_Do this:_ Give back the entire listing verbatim.

* begin Material provided *

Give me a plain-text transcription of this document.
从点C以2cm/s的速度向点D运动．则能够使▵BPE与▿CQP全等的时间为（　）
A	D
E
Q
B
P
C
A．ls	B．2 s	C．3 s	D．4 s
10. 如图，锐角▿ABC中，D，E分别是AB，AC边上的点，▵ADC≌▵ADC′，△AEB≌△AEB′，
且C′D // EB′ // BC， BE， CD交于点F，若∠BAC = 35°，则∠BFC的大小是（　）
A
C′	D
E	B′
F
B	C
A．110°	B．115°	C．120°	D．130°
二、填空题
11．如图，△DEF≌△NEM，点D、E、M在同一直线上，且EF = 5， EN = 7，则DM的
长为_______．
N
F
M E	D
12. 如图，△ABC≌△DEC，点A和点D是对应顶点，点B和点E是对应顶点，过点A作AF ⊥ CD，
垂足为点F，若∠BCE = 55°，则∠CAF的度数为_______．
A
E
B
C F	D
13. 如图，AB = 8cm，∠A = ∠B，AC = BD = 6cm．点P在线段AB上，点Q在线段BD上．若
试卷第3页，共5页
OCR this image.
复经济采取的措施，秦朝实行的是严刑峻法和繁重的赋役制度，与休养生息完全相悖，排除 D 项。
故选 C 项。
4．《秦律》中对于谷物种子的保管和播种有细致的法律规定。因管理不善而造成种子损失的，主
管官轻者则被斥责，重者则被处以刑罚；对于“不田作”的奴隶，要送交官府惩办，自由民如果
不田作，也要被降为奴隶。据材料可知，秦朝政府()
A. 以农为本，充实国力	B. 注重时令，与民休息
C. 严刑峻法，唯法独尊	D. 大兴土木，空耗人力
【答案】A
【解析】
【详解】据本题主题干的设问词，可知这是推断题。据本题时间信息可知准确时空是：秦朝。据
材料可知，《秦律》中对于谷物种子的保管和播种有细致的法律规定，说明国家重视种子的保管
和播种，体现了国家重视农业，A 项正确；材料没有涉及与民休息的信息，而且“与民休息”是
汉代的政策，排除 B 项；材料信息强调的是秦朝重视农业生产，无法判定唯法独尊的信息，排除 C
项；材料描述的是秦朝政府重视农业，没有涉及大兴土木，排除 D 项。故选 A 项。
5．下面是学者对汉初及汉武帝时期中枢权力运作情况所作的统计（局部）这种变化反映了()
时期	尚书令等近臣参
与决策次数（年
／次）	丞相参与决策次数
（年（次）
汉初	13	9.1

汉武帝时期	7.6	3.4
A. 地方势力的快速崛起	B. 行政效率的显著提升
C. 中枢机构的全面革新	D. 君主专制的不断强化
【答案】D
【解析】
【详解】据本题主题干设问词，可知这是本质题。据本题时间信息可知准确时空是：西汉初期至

* end Material provided *

_Exercise answer:_
Give me a plain-text transcription of this document.
从点C以2cm/s的速度向点D运动．则能够使▵BPE与▿CQP全等的时间为（　）
A	D
E
Q
B
P
C
A．ls	B．2 s	C．3 s	D．4 s
10. 如图，锐角▿ABC中，D，E分别是AB，AC边上的点，▵ADC≌▵ADC′，△AEB≌△AEB′，
且C′D // EB′ // BC， BE， CD交于点F，若∠BAC = 35°，则∠BFC的大小是（　）
A
C′	D
E	B′
F
B	C
A．110°	B．115°	C．120°	D．130°
二、填空题
11．如图，△DEF≌△NEM，点D、E、M在同一直线上，且EF = 5， EN = 7，则DM的
长为_______．
N
F
M E	D
12. 如图，△ABC≌△DEC，点A和点D是对应顶点，点B和点E是对应顶点，过点A作AF ⊥ CD，
垂足为点F，若∠BCE = 55°，则∠CAF的度数为_______．
A
E
B
C F	D
13. 如图，AB = 8cm，∠A = ∠B，AC = BD = 6cm．点P在线段AB上，点Q在线段BD上．若
试卷第3页，共5页
OCR this image.
复经济采取的措施，秦朝实行的是严刑峻法和繁重的赋役制度，与休养生息完全相悖，排除 D 项。
故选 C 项。
4．《秦律》中对于谷物种子的保管和播种有细致的法律规定。因管理不善而造成种子损失的，主
管官轻者则被斥责，重者则被处以刑罚；对于“不田作”的奴隶，要送交官府惩办，自由民如果
不田作，也要被降为奴隶。据材料可知，秦朝政府()
A. 以农为本，充实国力	B. 注重时令，与民休息
C. 严刑峻法，唯法独尊	D. 大兴土木，空耗人力
【答案】A
【解析】
【详解】据本题主题干的设问词，可知这是推断题。据本题时间信息可知准确时空是：秦朝。据
材料可知，《秦律》中对于谷物种子的保管和播种有细致的法律规定，说明国家重视种子的保管
和播种，体现了国家重视农业，A 项正确；材料没有涉及与民休息的信息，而且“与民休息”是
汉代的政策，排除 B 项；材料信息强调的是秦朝重视农业生产，无法判定唯法独尊的信息，排除 C
项；材料描述的是秦朝政府重视农业，没有涉及大兴土木，排除 D 项。故选 A 项。
5．下面是学者对汉初及汉武帝时期中枢权力运作情况所作的统计（局部）这种变化反映了()
时期	尚书令等近臣参
与决策次数（年
／次）	丞相参与决策次数
（年（次）
汉初	13	9.1

汉武帝时期	7.6	3.4
A. 地方势力的快速崛起	B. 行政效率的显著提升
C. 中枢机构的全面革新	D. 君主专制的不断强化
【答案】D
【解析】
【详解】据本题主题干设问词，可知这是本质题。据本题时间信息可知准确时空是：西汉初期至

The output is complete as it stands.